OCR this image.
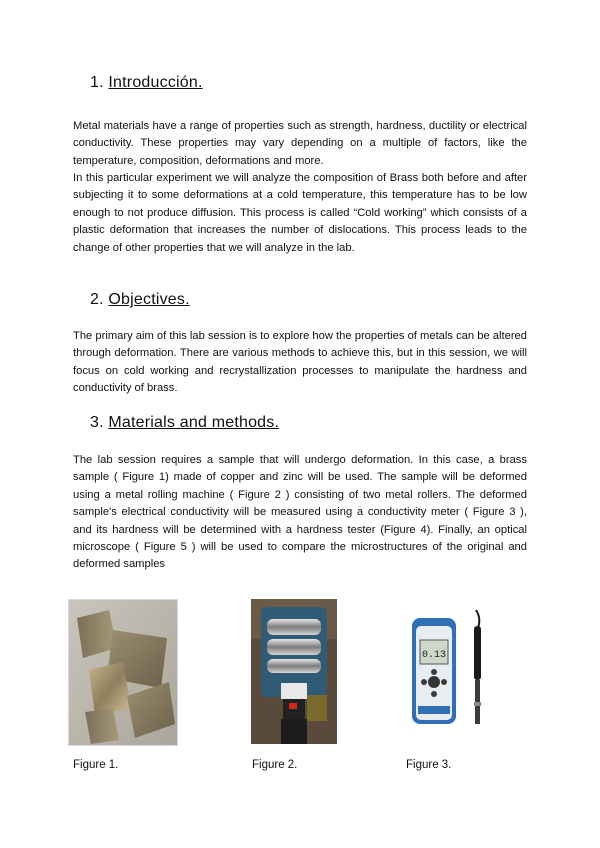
1. Introducción.

Metal materials have a range of properties such as strength, hardness, ductility or electrical conductivity. These properties may vary depending on a multiple of factors, like the temperature, composition, deformations and more.

In this particular experiment we will analyze the composition of Brass both before and after subjecting it to some deformations at a cold temperature, this temperature has to be low enough to not produce diffusion. This process is called “Cold working” which consists of a plastic deformation that increases the number of dislocations. This process leads to the change of other properties that we will analyze in the lab.

2. Objectives.

The primary aim of this lab session is to explore how the properties of metals can be altered through deformation. There are various methods to achieve this, but in this session, we will focus on cold working and recrystallization processes to manipulate the hardness and conductivity of brass.

3. Materials and methods.

The lab session requires a sample that will undergo deformation. In this case, a brass sample ( Figure 1) made of copper and zinc will be used. The sample will be deformed using a metal rolling machine ( Figure 2 ) consisting of two metal rollers. The deformed sample's electrical conductivity will be measured using a conductivity meter ( Figure 3 ), and its hardness will be determined with a hardness tester (Figure 4). Finally, an optical microscope ( Figure 5 ) will be used to compare the microstructures of the original and deformed samples

0.13
Figure 1.	Figure 2.	Figure 3.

__________________________________________________

From the listing, extract all text exactly as given and drop any picture.

OCR this image.
1. Introducción.

Metal materials have a range of properties such as strength, hardness, ductility or electrical conductivity. These properties may vary depending on a multiple of factors, like the temperature, composition, deformations and more.

In this particular experiment we will analyze the composition of Brass both before and after subjecting it to some deformations at a cold temperature, this temperature has to be low enough to not produce diffusion. This process is called “Cold working” which consists of a plastic deformation that increases the number of dislocations. This process leads to the change of other properties that we will analyze in the lab.

2. Objectives.

The primary aim of this lab session is to explore how the properties of metals can be altered through deformation. There are various methods to achieve this, but in this session, we will focus on cold working and recrystallization processes to manipulate the hardness and conductivity of brass.

3. Materials and methods.

The lab session requires a sample that will undergo deformation. In this case, a brass sample ( Figure 1) made of copper and zinc will be used. The sample will be deformed using a metal rolling machine ( Figure 2 ) consisting of two metal rollers. The deformed sample's electrical conductivity will be measured using a conductivity meter ( Figure 3 ), and its hardness will be determined with a hardness tester (Figure 4). Finally, an optical microscope ( Figure 5 ) will be used to compare the microstructures of the original and deformed samples

0.13
Figure 1.	Figure 2.	Figure 3.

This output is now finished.